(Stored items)
## Start

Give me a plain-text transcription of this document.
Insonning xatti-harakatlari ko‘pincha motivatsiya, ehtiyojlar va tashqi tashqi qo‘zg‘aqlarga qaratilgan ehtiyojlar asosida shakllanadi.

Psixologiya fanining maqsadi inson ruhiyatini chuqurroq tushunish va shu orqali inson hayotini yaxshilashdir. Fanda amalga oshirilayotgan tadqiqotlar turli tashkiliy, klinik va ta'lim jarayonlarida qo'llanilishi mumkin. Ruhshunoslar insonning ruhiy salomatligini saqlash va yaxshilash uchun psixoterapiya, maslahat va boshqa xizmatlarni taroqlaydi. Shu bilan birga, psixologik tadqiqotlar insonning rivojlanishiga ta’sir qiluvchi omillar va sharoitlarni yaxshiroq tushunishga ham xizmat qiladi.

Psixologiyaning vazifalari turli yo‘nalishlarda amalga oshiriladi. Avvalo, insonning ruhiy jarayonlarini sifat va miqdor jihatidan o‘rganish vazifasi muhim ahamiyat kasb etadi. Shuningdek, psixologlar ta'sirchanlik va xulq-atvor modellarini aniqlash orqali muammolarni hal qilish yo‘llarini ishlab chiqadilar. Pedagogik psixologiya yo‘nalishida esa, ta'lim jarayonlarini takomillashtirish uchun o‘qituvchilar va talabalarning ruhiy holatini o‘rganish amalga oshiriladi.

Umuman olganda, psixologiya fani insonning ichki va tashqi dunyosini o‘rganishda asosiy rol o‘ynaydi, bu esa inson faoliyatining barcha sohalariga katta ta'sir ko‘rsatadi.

## End

What this task involves –
Return each line that includes "tashqi".

The completed task –
Insonning xatti-harakatlari ko‘pincha motivatsiya, ehtiyojlar va tashqi tashqi qo‘zg‘aqlarga qaratilgan ehtiyojlar asosida shakllanadi.
Umuman olganda, psixologiya fani insonning ichki va tashqi dunyosini o‘rganishda asosiy rol o‘ynaydi, bu esa inson faoliyatining barcha sohalariga katta ta'sir ko‘rsatadi.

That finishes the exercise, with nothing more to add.